■ Text section
== Segment start ==

To be clear, just when you thought I picked any easy one, the real problem is not the certification process. To the contrary, the real problem is in the “… ‘technical debate and more process intensive discussions followed here’ …” portion of the response. Simply asking about the certification requirement was scratching the surface. We need to …
Get Below the Surface
I have always said that the quality of a product is only as good as the process that makes it. So, as expected, the process is usually where we find the real opportunities to improve. From the manufacturing example above, we clearly had a bigger problem to contend with than simply “sorting and certifying” parts. On a broader scale, the problems I personally faced were two-fold:
The actual manufacturing processes with their inherent quality issues and,
The Team’s seemingly firm stance that the processes couldn’t be improved.
After some discussion and more debate, we agreed to develop a process improvement strategy. Working with the team, we created a detailed process flow and Value Stream Map of the current process. We then developed a Value Stream Map of the Ideal State process. Although we did identify other opportunities to improve, it is important to note that the ideal state did not include “certification”.

== Segment end ==

■ Records supplied
== Segment start ==

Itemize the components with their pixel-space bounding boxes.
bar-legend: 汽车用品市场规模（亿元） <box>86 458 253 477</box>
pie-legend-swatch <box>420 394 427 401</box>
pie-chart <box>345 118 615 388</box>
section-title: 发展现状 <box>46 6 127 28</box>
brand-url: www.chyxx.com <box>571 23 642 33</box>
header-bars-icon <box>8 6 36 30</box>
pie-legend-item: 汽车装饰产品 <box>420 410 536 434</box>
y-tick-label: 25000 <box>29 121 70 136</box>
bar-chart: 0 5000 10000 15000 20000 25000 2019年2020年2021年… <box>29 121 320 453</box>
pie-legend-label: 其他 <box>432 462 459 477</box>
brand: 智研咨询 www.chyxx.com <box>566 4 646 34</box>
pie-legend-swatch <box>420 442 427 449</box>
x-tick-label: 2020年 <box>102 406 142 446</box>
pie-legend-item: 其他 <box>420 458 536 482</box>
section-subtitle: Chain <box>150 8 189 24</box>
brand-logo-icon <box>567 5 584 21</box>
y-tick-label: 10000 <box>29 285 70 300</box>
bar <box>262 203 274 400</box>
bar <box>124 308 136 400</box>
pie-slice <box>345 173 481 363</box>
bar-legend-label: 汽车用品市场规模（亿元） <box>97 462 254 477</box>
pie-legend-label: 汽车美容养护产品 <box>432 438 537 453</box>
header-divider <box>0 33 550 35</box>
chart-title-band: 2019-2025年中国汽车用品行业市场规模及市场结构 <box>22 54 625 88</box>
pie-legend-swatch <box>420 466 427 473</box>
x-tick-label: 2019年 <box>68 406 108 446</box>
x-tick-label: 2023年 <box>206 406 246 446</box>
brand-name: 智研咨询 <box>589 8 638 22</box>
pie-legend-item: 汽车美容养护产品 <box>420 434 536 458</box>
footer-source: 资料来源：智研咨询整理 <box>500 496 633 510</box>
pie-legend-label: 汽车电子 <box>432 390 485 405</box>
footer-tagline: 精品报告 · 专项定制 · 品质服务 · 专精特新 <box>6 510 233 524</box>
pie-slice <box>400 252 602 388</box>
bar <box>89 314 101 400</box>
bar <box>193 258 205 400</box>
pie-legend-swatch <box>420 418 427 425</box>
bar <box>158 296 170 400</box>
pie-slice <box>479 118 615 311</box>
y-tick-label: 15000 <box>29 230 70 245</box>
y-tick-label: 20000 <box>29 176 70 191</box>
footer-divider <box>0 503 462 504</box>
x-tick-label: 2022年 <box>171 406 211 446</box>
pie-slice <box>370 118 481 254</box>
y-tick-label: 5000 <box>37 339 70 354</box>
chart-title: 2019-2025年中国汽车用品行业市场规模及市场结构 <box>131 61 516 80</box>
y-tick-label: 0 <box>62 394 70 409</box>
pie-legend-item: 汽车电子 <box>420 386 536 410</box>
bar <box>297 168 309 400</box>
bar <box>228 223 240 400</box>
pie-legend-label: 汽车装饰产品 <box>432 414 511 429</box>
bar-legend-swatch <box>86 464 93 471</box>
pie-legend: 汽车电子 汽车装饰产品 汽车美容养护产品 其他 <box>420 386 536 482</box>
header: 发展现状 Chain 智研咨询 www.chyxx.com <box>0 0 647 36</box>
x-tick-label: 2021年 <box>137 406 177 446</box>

== Segment end ==

■ Study questions
- A) In the process improvement text, what was left out of the ideal state process?
- B) Continue the passage on manufacturing process improvement from where it stops.

■ Exercise answers
- A) Certification.

- B)
I worked with the team to facilitate a series of problem solving workshops where we identified and confirmed root causes, conducted experiments, performed statistical analyses, developed / verified solutions, implemented permanent corrective actions, completed detailed process reviews and conducted time studies. Over the course of 6 months, progressive / incremental process improvements were made and ultimately the “certification” step was eliminated from the process.
We continued to review and improve other aspects of the process, supporting systems, and infrastructure as well including, but not limited to: materials planning and logistics, purchasing, scheduling, inventory controls, part storage, preventive maintenance, redefined and refined process controls, all supported by documented work instructions as required. We also evaluated key performance indicators. Some were eliminated while new ones, such as Overall Equipment Effectiveness, were introduced.
Some of the tooling changes to achieve the planned / desired results were extensive. One new tool was required while major and minor changes were required on others. The real tangible cost savings were very significant and offset the investment / expense many times over. In this case, we were fortunate that new jobs being launched at the plant could absorb the displaced labor resulting from the improvements made.
Every aspect of the process demonstrated improved performance and ultimately increased throughput. The final proof of success was also reflected on the bottom line. In time, other key performance indicators reflected major improvements as well, including quality (low single digit defective parts per million, significantly reduced scrap and rework), increased Overall Equipment Effectiveness (Availability, Performance, and Quality), increased inventory turns, improved delivery performance (100% on time – in full), reduced overtime, and more importantly – improved morale.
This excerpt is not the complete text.